> _Data extract_:
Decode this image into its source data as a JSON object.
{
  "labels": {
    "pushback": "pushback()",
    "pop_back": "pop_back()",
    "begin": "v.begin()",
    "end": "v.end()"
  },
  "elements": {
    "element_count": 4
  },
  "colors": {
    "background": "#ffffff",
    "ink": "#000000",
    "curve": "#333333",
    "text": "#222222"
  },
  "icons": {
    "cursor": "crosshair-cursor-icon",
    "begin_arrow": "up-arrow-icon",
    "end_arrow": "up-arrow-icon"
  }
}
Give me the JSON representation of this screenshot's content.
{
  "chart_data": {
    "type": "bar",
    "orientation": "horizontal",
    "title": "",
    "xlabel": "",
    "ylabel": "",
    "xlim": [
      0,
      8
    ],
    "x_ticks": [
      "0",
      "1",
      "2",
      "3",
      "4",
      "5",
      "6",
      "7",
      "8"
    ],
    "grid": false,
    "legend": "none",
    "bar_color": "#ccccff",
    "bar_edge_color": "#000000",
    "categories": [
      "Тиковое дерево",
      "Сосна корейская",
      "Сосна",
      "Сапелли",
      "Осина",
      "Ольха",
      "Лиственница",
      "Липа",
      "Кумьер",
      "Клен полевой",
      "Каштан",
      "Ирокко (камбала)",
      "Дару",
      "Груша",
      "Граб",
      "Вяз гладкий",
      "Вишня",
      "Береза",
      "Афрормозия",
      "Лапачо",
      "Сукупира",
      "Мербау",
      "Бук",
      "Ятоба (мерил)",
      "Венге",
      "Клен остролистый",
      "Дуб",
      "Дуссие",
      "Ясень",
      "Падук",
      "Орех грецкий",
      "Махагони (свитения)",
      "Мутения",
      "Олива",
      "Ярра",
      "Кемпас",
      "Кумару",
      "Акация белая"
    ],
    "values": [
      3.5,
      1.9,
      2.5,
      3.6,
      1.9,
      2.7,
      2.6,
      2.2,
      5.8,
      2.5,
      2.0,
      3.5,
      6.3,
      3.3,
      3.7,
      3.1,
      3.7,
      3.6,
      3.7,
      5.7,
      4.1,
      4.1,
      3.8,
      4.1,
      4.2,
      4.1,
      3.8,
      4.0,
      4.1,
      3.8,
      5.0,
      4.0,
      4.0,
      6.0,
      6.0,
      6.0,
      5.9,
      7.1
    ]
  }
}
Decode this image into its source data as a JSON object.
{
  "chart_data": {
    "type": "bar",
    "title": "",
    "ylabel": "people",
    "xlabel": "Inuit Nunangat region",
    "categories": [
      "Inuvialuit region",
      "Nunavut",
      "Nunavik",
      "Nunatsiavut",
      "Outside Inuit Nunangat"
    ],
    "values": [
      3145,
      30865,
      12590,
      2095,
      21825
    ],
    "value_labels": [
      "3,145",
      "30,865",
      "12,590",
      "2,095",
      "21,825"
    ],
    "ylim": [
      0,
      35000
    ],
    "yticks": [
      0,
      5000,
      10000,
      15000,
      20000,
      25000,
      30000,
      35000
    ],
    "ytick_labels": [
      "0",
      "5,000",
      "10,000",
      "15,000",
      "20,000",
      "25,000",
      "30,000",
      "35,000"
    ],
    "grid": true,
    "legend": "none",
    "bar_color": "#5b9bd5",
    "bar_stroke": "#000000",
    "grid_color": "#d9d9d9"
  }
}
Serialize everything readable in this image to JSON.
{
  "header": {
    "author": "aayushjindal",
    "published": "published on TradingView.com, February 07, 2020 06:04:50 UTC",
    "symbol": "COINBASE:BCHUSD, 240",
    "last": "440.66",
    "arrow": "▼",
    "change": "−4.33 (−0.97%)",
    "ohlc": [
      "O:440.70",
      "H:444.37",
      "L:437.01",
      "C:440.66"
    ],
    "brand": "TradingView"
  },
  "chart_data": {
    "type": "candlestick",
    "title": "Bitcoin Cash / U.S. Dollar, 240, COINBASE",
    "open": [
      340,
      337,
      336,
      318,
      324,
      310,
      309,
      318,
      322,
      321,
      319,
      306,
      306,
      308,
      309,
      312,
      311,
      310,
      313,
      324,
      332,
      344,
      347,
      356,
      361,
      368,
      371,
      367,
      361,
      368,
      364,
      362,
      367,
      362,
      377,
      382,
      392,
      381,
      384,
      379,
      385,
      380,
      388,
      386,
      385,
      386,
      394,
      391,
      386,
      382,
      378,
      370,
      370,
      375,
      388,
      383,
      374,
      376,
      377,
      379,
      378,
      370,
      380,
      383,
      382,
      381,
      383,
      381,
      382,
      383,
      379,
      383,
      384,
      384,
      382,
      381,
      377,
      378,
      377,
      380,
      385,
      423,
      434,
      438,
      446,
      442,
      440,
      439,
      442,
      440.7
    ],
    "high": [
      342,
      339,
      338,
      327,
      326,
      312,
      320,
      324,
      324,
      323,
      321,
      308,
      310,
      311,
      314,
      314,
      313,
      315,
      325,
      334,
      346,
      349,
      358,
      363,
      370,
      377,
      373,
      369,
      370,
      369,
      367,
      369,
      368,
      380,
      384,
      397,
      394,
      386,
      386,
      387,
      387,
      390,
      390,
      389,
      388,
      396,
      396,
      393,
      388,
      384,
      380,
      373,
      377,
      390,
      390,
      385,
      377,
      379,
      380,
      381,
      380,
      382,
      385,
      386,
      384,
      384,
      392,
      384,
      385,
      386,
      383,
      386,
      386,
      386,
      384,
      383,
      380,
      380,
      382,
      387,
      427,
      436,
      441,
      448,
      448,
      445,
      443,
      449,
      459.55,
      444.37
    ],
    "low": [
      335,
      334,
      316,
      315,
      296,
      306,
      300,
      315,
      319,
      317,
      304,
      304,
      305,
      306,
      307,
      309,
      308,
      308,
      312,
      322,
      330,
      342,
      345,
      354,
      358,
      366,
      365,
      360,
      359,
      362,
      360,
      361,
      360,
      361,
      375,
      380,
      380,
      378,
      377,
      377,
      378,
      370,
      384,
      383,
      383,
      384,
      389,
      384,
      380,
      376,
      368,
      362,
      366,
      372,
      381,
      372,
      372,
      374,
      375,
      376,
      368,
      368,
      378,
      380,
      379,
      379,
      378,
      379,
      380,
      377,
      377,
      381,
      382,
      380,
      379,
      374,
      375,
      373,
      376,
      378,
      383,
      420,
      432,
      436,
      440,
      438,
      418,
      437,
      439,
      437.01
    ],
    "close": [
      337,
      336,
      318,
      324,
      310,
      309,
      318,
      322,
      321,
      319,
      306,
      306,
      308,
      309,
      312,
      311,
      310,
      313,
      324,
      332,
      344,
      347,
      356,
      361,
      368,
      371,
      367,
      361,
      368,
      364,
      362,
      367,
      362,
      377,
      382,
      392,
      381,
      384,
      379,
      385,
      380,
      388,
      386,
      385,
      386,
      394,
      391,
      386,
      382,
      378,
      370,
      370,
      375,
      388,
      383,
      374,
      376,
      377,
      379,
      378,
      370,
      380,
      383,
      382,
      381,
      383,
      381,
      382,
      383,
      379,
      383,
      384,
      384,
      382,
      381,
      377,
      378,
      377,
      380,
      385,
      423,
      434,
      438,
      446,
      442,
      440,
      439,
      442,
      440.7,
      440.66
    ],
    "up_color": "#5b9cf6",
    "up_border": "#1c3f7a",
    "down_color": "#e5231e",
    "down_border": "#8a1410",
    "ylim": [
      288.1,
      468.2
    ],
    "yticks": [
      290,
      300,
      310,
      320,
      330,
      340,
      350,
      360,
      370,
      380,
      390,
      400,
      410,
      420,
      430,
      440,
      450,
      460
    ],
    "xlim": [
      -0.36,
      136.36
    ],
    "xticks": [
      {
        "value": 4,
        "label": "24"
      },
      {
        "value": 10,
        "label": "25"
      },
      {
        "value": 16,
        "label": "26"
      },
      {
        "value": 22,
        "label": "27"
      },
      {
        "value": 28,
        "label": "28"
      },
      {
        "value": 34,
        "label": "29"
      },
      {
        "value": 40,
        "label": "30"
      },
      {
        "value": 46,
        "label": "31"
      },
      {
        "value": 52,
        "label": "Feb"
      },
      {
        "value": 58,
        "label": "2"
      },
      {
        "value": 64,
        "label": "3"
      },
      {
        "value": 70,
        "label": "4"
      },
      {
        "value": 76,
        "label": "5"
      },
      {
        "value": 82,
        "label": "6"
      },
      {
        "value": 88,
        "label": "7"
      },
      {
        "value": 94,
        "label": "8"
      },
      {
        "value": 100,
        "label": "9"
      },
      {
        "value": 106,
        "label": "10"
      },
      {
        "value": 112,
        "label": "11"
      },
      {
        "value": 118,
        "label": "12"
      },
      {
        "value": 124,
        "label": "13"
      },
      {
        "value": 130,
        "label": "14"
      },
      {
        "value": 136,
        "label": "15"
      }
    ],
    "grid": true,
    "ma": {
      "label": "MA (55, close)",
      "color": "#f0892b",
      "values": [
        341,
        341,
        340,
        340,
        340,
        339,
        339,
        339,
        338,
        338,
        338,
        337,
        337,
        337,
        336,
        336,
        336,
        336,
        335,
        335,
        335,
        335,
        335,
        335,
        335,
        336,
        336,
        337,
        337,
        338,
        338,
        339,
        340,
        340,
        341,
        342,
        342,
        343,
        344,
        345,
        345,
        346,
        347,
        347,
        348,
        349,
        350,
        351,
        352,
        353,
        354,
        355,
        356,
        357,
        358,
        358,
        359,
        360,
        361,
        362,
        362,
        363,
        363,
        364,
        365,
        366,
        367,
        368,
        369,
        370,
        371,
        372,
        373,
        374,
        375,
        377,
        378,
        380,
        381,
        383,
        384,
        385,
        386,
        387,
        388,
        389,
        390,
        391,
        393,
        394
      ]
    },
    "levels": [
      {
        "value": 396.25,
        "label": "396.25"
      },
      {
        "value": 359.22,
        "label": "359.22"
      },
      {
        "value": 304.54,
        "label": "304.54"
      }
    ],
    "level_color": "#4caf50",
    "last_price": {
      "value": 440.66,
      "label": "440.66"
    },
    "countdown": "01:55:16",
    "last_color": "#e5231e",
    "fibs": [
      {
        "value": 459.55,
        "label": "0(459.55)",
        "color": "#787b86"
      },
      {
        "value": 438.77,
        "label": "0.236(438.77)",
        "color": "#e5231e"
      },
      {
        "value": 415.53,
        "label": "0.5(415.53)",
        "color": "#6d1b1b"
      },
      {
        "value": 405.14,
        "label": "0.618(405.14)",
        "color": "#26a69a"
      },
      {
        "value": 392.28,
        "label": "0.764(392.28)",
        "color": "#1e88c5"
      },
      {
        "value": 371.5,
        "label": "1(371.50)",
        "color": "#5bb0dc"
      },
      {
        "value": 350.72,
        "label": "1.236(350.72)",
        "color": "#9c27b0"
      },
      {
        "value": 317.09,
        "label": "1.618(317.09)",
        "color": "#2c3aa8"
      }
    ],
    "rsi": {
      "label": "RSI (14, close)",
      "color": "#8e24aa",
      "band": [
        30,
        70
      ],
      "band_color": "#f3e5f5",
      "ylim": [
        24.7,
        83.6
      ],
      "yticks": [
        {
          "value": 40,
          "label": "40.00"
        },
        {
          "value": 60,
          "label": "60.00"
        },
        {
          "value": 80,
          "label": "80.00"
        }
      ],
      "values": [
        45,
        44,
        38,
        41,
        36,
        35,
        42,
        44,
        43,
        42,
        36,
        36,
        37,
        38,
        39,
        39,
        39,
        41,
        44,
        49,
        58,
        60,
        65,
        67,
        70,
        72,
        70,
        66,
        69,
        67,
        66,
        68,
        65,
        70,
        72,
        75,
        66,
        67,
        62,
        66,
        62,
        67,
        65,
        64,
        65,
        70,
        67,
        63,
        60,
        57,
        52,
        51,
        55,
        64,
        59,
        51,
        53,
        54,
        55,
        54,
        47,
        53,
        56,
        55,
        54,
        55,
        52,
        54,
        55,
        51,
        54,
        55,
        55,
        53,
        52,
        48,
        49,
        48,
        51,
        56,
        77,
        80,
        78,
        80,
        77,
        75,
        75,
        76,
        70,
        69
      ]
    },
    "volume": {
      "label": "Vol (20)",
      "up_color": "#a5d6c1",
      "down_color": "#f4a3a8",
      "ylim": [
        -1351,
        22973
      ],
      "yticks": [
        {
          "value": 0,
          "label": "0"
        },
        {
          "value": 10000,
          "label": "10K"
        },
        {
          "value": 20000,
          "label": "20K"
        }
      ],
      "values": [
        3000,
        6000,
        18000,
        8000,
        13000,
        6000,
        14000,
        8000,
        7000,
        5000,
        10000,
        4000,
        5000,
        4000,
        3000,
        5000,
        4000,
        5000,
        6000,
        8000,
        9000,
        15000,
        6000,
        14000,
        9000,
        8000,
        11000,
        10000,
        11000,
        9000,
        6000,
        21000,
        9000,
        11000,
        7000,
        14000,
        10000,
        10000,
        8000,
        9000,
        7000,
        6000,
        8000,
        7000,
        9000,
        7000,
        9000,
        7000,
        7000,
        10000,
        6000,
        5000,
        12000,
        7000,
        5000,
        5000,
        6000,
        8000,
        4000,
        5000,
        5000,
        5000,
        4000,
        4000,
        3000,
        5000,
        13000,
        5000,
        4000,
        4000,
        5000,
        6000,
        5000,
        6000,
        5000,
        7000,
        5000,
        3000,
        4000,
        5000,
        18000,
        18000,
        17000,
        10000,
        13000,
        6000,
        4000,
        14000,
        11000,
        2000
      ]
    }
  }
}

> _Task to carry out_: Collect every line from the records above that contains the word "arrow".

> _Full solution_:
    "begin_arrow": "up-arrow-icon",
    "end_arrow": "up-arrow-icon"
    "arrow": "▼",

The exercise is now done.